= Exercise requirements =
Reproduce the records below in full and word for word, excluding pictures.

= Provided records =

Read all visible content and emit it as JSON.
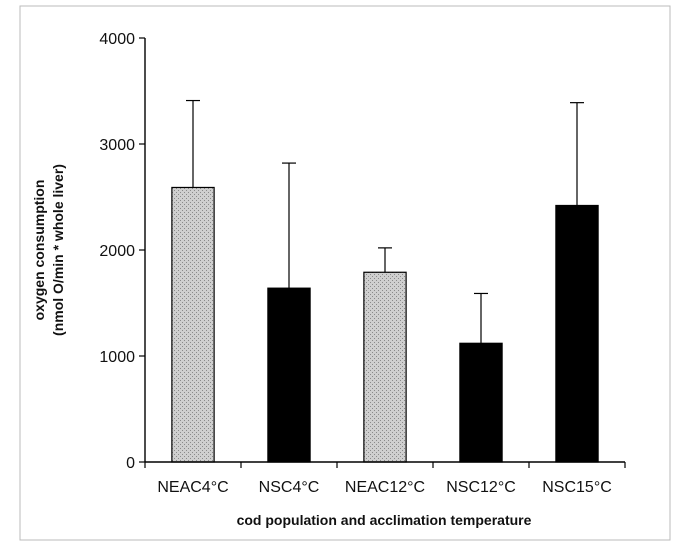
{
  "chart_data": {
    "type": "bar",
    "title": "",
    "xlabel": "cod population and acclimation temperature",
    "ylabel": [
      "oxygen consumption",
      "(nmol O/min * whole liver)"
    ],
    "ylim": [
      0,
      4000
    ],
    "yticks": [
      0,
      1000,
      2000,
      3000,
      4000
    ],
    "categories": [
      "NEAC4°C",
      "NSC4°C",
      "NEAC12°C",
      "NSC12°C",
      "NSC15°C"
    ],
    "values": [
      2590,
      1640,
      1790,
      1120,
      2420
    ],
    "error_upper": [
      820,
      1180,
      230,
      470,
      970
    ],
    "bar_fill": [
      "stippled",
      "solid",
      "stippled",
      "solid",
      "solid"
    ],
    "grid": false,
    "legend": "none",
    "colors": {
      "solid": "#000000",
      "stippled": "#cfcfcf",
      "axis": "#000000"
    }
  }
}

= Response below =
Read all visible content and emit it as JSON.
{
  "chart_data": {
    "type": "bar",
    "title": "",
    "xlabel": "cod population and acclimation temperature",
    "ylabel": [
      "oxygen consumption",
      "(nmol O/min * whole liver)"
    ],
    "ylim": [
      0,
      4000
    ],
    "yticks": [
      0,
      1000,
      2000,
      3000,
      4000
    ],
    "categories": [
      "NEAC4°C",
      "NSC4°C",
      "NEAC12°C",
      "NSC12°C",
      "NSC15°C"
    ],
    "values": [
      2590,
      1640,
      1790,
      1120,
      2420
    ],
    "error_upper": [
      820,
      1180,
      230,
      470,
      970
    ],
    "bar_fill": [
      "stippled",
      "solid",
      "stippled",
      "solid",
      "solid"
    ],
    "grid": false,
    "legend": "none",
    "colors": {
      "solid": "#000000",
      "stippled": "#cfcfcf",
      "axis": "#000000"
    }
  }
}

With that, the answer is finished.